## Start
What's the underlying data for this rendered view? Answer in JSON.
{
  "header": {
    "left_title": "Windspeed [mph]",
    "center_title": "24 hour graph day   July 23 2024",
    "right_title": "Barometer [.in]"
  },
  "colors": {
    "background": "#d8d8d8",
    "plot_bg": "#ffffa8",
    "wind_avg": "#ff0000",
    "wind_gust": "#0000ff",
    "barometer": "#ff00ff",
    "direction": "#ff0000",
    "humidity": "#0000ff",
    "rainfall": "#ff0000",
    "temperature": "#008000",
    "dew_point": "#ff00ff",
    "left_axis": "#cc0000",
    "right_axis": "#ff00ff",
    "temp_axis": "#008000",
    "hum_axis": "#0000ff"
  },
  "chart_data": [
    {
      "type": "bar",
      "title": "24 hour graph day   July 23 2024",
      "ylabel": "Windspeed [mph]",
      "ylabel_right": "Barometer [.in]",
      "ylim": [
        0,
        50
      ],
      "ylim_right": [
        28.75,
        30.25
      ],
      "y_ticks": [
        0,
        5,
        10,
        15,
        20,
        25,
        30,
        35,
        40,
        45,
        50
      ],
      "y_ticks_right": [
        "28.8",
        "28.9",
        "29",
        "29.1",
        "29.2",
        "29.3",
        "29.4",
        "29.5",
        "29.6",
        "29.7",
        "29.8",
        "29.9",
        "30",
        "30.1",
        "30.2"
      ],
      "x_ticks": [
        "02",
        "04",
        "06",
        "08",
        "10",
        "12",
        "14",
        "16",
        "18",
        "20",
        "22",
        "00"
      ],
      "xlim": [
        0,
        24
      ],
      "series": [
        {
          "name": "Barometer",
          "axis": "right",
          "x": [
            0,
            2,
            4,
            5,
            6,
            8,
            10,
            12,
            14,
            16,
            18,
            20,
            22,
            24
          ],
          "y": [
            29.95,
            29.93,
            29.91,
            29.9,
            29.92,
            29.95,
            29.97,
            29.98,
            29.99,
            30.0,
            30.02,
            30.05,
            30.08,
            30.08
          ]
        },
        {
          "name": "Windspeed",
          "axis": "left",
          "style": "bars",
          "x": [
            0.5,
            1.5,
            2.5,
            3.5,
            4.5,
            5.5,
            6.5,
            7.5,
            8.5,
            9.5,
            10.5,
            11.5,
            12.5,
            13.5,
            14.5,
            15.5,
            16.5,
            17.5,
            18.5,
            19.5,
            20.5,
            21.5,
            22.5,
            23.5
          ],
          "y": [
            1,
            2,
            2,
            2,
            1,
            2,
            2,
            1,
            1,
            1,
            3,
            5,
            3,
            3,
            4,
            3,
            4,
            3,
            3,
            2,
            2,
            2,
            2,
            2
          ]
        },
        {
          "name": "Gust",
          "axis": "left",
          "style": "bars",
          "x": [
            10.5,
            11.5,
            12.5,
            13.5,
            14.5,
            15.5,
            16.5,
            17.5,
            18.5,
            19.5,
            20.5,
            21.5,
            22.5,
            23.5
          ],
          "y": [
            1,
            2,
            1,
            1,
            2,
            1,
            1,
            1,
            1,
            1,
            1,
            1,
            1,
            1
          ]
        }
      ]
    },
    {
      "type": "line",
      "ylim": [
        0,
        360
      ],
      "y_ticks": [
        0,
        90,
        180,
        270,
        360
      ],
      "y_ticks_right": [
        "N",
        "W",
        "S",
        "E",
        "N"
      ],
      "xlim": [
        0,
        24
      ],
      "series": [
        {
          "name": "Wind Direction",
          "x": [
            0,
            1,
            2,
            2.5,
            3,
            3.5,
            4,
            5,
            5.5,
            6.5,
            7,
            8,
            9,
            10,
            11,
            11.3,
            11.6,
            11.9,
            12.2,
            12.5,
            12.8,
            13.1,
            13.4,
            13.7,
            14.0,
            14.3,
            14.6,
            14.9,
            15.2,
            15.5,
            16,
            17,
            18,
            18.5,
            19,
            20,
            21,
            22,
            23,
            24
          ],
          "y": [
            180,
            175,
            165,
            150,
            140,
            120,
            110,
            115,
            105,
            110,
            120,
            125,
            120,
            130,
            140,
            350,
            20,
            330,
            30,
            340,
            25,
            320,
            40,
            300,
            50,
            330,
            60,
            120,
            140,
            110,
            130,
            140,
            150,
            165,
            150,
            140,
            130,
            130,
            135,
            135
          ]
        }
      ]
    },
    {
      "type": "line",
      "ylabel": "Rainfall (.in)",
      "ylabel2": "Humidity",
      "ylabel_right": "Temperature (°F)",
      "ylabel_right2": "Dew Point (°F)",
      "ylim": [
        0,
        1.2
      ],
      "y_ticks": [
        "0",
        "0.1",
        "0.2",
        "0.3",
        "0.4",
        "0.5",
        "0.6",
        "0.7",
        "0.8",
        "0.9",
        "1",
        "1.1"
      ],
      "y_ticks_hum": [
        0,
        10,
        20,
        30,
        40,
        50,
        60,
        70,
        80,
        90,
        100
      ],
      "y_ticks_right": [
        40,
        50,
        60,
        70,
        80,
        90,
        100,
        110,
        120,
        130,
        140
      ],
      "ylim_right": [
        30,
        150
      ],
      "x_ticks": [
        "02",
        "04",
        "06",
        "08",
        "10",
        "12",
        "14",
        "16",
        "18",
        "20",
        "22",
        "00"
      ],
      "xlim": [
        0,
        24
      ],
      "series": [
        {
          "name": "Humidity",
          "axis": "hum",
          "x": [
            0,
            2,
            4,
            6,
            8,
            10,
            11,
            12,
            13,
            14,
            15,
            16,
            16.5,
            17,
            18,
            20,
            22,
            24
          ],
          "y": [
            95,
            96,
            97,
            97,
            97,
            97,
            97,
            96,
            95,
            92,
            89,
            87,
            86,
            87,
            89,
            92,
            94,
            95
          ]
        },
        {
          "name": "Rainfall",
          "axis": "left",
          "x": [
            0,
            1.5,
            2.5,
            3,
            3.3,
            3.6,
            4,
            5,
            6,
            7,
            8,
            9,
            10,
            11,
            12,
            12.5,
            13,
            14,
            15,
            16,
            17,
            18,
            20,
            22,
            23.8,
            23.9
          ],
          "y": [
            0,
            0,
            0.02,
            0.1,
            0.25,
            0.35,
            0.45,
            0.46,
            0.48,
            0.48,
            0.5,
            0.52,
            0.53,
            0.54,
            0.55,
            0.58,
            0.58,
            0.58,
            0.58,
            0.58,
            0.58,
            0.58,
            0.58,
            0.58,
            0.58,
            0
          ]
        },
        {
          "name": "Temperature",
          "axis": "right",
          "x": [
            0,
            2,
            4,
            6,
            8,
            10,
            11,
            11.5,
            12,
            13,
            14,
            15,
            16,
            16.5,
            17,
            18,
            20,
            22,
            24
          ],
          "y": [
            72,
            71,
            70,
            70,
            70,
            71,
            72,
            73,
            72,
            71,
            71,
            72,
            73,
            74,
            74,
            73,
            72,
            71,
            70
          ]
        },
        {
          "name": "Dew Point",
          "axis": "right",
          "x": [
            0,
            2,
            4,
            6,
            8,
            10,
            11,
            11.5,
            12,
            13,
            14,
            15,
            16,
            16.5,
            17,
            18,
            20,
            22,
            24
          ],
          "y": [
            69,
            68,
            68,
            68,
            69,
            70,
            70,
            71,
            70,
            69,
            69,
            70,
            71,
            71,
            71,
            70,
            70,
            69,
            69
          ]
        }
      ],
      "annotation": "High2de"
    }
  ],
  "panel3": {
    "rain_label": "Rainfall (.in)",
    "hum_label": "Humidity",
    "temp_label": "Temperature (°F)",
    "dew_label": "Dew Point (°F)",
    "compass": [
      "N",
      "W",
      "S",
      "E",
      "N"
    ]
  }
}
## End
▶ TASK: Look over the listing. Pull out every line with the string "name" in it.

▶ ANSWER TO THE TASK:
          "name": "Barometer",
          "name": "Windspeed",
          "name": "Gust",
          "name": "Wind Direction",
          "name": "Humidity",
          "name": "Rainfall",
          "name": "Temperature",
          "name": "Dew Point",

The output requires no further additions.